WHAT THIS TASK INVOLVES: Reproduce the listing verbatim.

RECORDS TO PROCESS:
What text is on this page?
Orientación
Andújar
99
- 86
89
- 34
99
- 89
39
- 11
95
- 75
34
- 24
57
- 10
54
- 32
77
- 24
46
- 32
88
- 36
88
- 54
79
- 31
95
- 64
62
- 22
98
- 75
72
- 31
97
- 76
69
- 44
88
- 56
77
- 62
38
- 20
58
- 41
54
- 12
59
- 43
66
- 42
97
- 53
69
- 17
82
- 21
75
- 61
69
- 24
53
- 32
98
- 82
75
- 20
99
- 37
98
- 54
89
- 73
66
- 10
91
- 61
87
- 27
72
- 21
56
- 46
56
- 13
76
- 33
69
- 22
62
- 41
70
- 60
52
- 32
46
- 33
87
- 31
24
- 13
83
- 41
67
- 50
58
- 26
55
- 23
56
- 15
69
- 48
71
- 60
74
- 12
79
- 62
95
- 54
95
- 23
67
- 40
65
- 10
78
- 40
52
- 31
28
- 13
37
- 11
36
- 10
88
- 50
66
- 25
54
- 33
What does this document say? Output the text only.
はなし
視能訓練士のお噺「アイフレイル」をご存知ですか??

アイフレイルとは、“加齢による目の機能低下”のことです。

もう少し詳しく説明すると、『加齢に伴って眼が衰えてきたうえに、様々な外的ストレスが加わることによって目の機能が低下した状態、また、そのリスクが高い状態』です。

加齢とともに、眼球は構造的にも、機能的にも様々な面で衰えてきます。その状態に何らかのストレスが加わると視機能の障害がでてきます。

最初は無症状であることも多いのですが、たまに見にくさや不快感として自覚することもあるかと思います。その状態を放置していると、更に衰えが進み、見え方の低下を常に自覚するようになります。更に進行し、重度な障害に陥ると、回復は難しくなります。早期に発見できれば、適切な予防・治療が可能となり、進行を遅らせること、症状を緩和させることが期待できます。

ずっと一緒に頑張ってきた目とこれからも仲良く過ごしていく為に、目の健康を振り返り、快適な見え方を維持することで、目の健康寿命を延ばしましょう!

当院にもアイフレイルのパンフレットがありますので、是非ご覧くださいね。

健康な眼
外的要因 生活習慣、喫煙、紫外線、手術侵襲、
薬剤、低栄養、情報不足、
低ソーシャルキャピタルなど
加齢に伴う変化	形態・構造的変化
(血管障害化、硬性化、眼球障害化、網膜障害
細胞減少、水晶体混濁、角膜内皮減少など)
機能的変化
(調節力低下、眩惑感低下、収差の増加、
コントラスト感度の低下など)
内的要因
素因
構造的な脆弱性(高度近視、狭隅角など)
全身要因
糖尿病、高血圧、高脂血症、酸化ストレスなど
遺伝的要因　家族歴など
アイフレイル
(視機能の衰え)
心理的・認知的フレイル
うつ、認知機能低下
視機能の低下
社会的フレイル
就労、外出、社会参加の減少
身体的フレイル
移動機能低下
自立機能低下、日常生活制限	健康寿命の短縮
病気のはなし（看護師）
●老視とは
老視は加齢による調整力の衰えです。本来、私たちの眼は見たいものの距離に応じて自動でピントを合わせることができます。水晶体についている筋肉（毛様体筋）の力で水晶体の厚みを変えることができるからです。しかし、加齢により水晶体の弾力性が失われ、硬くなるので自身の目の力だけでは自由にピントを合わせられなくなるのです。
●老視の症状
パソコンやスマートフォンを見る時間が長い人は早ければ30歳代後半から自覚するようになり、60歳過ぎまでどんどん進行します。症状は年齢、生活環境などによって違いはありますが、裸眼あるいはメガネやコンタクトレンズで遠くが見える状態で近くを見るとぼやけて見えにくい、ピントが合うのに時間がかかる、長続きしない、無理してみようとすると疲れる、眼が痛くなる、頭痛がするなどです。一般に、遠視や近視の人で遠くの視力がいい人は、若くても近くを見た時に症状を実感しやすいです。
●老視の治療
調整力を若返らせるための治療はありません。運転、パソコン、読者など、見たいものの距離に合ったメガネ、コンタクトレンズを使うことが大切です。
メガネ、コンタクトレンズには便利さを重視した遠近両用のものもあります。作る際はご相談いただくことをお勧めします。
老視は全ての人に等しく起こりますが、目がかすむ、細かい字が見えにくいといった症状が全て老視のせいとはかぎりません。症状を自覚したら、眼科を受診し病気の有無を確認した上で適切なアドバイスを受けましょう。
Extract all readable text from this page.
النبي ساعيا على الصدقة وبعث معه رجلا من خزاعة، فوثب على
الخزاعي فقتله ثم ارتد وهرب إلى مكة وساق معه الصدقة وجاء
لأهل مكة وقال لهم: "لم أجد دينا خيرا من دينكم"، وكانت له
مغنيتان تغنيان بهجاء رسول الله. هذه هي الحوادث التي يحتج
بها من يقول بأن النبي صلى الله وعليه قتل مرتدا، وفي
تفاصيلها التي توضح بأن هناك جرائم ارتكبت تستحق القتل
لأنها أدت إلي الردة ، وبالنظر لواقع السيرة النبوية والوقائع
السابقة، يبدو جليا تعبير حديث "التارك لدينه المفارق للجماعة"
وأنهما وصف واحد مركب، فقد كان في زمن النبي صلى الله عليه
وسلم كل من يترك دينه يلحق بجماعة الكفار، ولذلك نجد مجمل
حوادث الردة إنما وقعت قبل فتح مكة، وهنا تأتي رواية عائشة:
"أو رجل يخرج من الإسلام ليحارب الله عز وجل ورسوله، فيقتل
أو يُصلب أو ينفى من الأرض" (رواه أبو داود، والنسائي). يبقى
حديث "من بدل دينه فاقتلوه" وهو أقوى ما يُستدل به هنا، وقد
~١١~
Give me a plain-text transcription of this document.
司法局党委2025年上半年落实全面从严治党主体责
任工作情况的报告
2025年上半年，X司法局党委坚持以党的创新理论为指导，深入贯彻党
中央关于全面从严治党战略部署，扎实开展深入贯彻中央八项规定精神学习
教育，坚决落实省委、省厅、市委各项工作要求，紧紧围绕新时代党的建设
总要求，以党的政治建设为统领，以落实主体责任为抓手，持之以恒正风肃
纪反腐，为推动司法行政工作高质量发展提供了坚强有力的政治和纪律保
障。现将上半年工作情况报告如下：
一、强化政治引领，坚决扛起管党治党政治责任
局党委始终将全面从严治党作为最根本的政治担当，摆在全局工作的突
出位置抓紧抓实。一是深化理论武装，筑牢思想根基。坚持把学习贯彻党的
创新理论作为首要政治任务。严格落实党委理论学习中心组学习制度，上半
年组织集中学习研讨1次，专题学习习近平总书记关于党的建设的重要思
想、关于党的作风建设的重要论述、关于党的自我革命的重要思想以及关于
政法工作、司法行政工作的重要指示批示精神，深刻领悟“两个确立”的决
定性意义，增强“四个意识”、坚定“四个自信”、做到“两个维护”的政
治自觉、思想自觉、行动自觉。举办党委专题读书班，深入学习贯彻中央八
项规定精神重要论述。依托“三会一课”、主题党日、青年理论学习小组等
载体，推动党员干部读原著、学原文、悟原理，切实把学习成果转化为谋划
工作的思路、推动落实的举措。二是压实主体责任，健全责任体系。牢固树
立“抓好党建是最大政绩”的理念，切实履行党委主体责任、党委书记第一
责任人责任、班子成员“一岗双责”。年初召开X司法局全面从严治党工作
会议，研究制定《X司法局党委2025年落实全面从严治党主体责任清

RESULT OF THE TASK:
What text is on this page?
Orientación
Andújar
99
- 86
89
- 34
99
- 89
39
- 11
95
- 75
34
- 24
57
- 10
54
- 32
77
- 24
46
- 32
88
- 36
88
- 54
79
- 31
95
- 64
62
- 22
98
- 75
72
- 31
97
- 76
69
- 44
88
- 56
77
- 62
38
- 20
58
- 41
54
- 12
59
- 43
66
- 42
97
- 53
69
- 17
82
- 21
75
- 61
69
- 24
53
- 32
98
- 82
75
- 20
99
- 37
98
- 54
89
- 73
66
- 10
91
- 61
87
- 27
72
- 21
56
- 46
56
- 13
76
- 33
69
- 22
62
- 41
70
- 60
52
- 32
46
- 33
87
- 31
24
- 13
83
- 41
67
- 50
58
- 26
55
- 23
56
- 15
69
- 48
71
- 60
74
- 12
79
- 62
95
- 54
95
- 23
67
- 40
65
- 10
78
- 40
52
- 31
28
- 13
37
- 11
36
- 10
88
- 50
66
- 25
54
- 33
What does this document say? Output the text only.
はなし
視能訓練士のお噺「アイフレイル」をご存知ですか??

アイフレイルとは、“加齢による目の機能低下”のことです。

もう少し詳しく説明すると、『加齢に伴って眼が衰えてきたうえに、様々な外的ストレスが加わることによって目の機能が低下した状態、また、そのリスクが高い状態』です。

加齢とともに、眼球は構造的にも、機能的にも様々な面で衰えてきます。その状態に何らかのストレスが加わると視機能の障害がでてきます。

最初は無症状であることも多いのですが、たまに見にくさや不快感として自覚することもあるかと思います。その状態を放置していると、更に衰えが進み、見え方の低下を常に自覚するようになります。更に進行し、重度な障害に陥ると、回復は難しくなります。早期に発見できれば、適切な予防・治療が可能となり、進行を遅らせること、症状を緩和させることが期待できます。

ずっと一緒に頑張ってきた目とこれからも仲良く過ごしていく為に、目の健康を振り返り、快適な見え方を維持することで、目の健康寿命を延ばしましょう!

当院にもアイフレイルのパンフレットがありますので、是非ご覧くださいね。

健康な眼
外的要因 生活習慣、喫煙、紫外線、手術侵襲、
薬剤、低栄養、情報不足、
低ソーシャルキャピタルなど
加齢に伴う変化	形態・構造的変化
(血管障害化、硬性化、眼球障害化、網膜障害
細胞減少、水晶体混濁、角膜内皮減少など)
機能的変化
(調節力低下、眩惑感低下、収差の増加、
コントラスト感度の低下など)
内的要因
素因
構造的な脆弱性(高度近視、狭隅角など)
全身要因
糖尿病、高血圧、高脂血症、酸化ストレスなど
遺伝的要因　家族歴など
アイフレイル
(視機能の衰え)
心理的・認知的フレイル
うつ、認知機能低下
視機能の低下
社会的フレイル
就労、外出、社会参加の減少
身体的フレイル
移動機能低下
自立機能低下、日常生活制限	健康寿命の短縮
病気のはなし（看護師）
●老視とは
老視は加齢による調整力の衰えです。本来、私たちの眼は見たいものの距離に応じて自動でピントを合わせることができます。水晶体についている筋肉（毛様体筋）の力で水晶体の厚みを変えることができるからです。しかし、加齢により水晶体の弾力性が失われ、硬くなるので自身の目の力だけでは自由にピントを合わせられなくなるのです。
●老視の症状
パソコンやスマートフォンを見る時間が長い人は早ければ30歳代後半から自覚するようになり、60歳過ぎまでどんどん進行します。症状は年齢、生活環境などによって違いはありますが、裸眼あるいはメガネやコンタクトレンズで遠くが見える状態で近くを見るとぼやけて見えにくい、ピントが合うのに時間がかかる、長続きしない、無理してみようとすると疲れる、眼が痛くなる、頭痛がするなどです。一般に、遠視や近視の人で遠くの視力がいい人は、若くても近くを見た時に症状を実感しやすいです。
●老視の治療
調整力を若返らせるための治療はありません。運転、パソコン、読者など、見たいものの距離に合ったメガネ、コンタクトレンズを使うことが大切です。
メガネ、コンタクトレンズには便利さを重視した遠近両用のものもあります。作る際はご相談いただくことをお勧めします。
老視は全ての人に等しく起こりますが、目がかすむ、細かい字が見えにくいといった症状が全て老視のせいとはかぎりません。症状を自覚したら、眼科を受診し病気の有無を確認した上で適切なアドバイスを受けましょう。
Extract all readable text from this page.
النبي ساعيا على الصدقة وبعث معه رجلا من خزاعة، فوثب على
الخزاعي فقتله ثم ارتد وهرب إلى مكة وساق معه الصدقة وجاء
لأهل مكة وقال لهم: "لم أجد دينا خيرا من دينكم"، وكانت له
مغنيتان تغنيان بهجاء رسول الله. هذه هي الحوادث التي يحتج
بها من يقول بأن النبي صلى الله وعليه قتل مرتدا، وفي
تفاصيلها التي توضح بأن هناك جرائم ارتكبت تستحق القتل
لأنها أدت إلي الردة ، وبالنظر لواقع السيرة النبوية والوقائع
السابقة، يبدو جليا تعبير حديث "التارك لدينه المفارق للجماعة"
وأنهما وصف واحد مركب، فقد كان في زمن النبي صلى الله عليه
وسلم كل من يترك دينه يلحق بجماعة الكفار، ولذلك نجد مجمل
حوادث الردة إنما وقعت قبل فتح مكة، وهنا تأتي رواية عائشة:
"أو رجل يخرج من الإسلام ليحارب الله عز وجل ورسوله، فيقتل
أو يُصلب أو ينفى من الأرض" (رواه أبو داود، والنسائي). يبقى
حديث "من بدل دينه فاقتلوه" وهو أقوى ما يُستدل به هنا، وقد
~١١~
Give me a plain-text transcription of this document.
司法局党委2025年上半年落实全面从严治党主体责
任工作情况的报告
2025年上半年，X司法局党委坚持以党的创新理论为指导，深入贯彻党
中央关于全面从严治党战略部署，扎实开展深入贯彻中央八项规定精神学习
教育，坚决落实省委、省厅、市委各项工作要求，紧紧围绕新时代党的建设
总要求，以党的政治建设为统领，以落实主体责任为抓手，持之以恒正风肃
纪反腐，为推动司法行政工作高质量发展提供了坚强有力的政治和纪律保
障。现将上半年工作情况报告如下：
一、强化政治引领，坚决扛起管党治党政治责任
局党委始终将全面从严治党作为最根本的政治担当，摆在全局工作的突
出位置抓紧抓实。一是深化理论武装，筑牢思想根基。坚持把学习贯彻党的
创新理论作为首要政治任务。严格落实党委理论学习中心组学习制度，上半
年组织集中学习研讨1次，专题学习习近平总书记关于党的建设的重要思
想、关于党的作风建设的重要论述、关于党的自我革命的重要思想以及关于
政法工作、司法行政工作的重要指示批示精神，深刻领悟“两个确立”的决
定性意义，增强“四个意识”、坚定“四个自信”、做到“两个维护”的政
治自觉、思想自觉、行动自觉。举办党委专题读书班，深入学习贯彻中央八
项规定精神重要论述。依托“三会一课”、主题党日、青年理论学习小组等
载体，推动党员干部读原著、学原文、悟原理，切实把学习成果转化为谋划
工作的思路、推动落实的举措。二是压实主体责任，健全责任体系。牢固树
立“抓好党建是最大政绩”的理念，切实履行党委主体责任、党委书记第一
责任人责任、班子成员“一岗双责”。年初召开X司法局全面从严治党工作
会议，研究制定《X司法局党委2025年落实全面从严治党主体责任清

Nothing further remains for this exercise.